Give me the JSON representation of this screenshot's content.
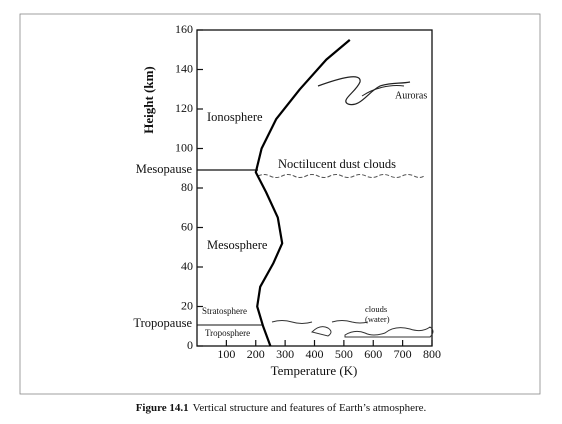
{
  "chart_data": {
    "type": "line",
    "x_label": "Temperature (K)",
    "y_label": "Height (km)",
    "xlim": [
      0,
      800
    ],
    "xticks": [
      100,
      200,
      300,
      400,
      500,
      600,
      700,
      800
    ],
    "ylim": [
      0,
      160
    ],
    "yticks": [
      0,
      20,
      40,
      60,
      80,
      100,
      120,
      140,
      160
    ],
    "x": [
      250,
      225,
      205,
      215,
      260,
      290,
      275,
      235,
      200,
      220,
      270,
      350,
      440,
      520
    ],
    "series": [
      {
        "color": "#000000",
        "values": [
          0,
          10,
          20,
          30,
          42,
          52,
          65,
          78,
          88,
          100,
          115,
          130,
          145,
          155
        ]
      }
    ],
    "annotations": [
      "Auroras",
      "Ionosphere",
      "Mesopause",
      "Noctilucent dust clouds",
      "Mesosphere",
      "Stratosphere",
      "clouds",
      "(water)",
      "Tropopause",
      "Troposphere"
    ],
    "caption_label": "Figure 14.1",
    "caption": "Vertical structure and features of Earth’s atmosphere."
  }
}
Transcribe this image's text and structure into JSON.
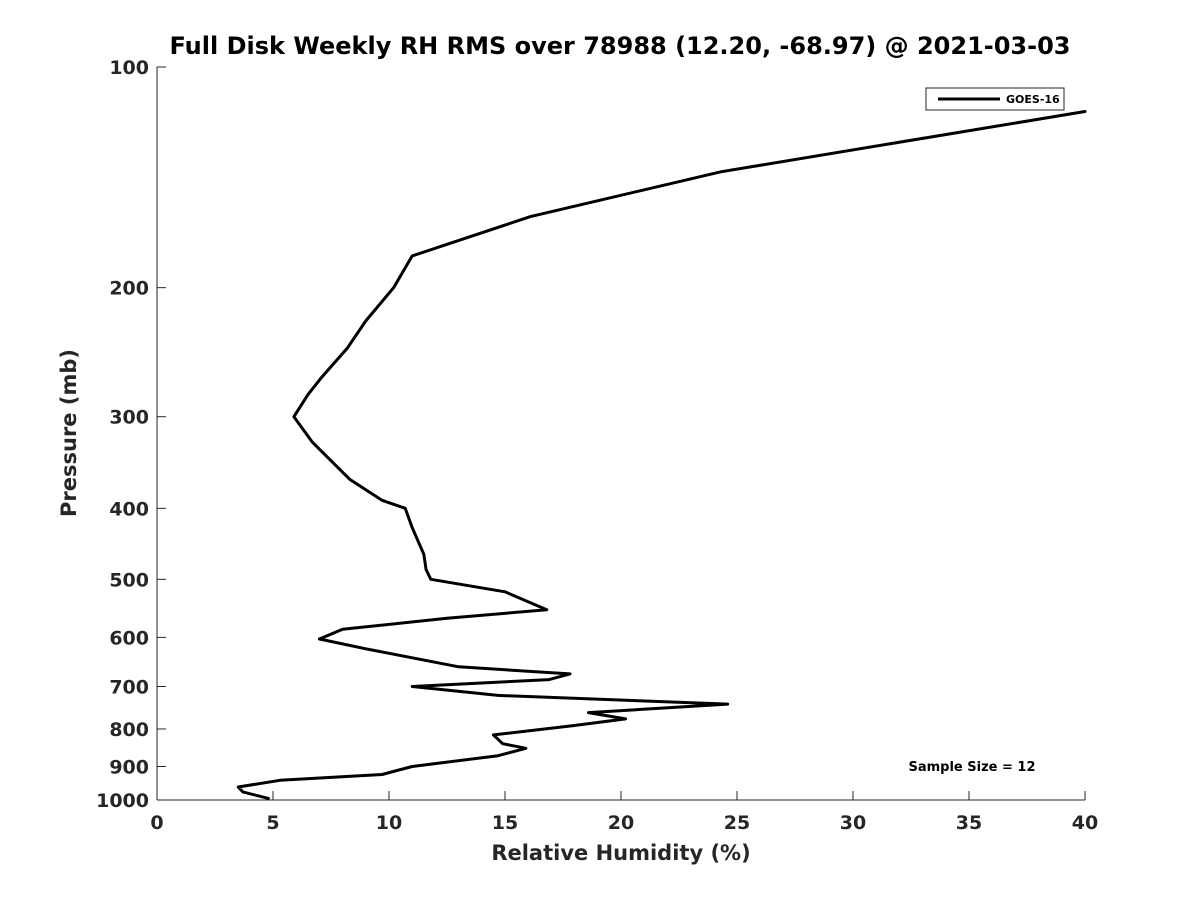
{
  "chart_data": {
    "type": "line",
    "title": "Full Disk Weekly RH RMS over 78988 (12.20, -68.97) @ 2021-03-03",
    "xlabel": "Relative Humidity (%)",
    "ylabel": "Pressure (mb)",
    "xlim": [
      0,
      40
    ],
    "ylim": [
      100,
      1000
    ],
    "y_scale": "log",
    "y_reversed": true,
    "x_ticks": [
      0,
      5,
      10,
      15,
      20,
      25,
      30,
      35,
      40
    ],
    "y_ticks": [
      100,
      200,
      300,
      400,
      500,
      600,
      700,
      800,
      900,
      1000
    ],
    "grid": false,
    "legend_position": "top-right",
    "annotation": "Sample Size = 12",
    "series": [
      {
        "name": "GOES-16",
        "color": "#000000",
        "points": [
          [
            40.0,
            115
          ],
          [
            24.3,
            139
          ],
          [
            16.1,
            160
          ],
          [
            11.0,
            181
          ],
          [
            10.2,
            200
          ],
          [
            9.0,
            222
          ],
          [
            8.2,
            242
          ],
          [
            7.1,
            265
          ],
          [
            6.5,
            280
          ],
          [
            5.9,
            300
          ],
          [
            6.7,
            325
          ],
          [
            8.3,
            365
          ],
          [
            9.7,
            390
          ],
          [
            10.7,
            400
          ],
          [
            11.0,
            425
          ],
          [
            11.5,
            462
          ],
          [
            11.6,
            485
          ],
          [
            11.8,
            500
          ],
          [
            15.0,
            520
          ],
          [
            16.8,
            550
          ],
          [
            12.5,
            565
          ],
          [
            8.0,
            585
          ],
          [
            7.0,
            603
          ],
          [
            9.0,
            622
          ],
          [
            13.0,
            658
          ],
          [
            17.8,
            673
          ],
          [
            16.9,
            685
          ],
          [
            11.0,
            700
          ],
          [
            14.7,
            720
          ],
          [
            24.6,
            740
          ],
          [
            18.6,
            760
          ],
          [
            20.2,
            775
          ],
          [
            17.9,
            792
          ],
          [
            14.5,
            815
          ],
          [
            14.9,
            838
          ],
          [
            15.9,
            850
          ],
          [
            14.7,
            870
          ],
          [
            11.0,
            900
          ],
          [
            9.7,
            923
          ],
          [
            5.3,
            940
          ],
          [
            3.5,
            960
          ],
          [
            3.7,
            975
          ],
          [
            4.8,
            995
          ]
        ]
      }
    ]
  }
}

What you will do: Write out every line of the entries that holds the word "structure".

Worked answer:
    "caption": "Vertical structure and features of Earth’s atmosphere."
Transcribe this image's text and structure into JSON.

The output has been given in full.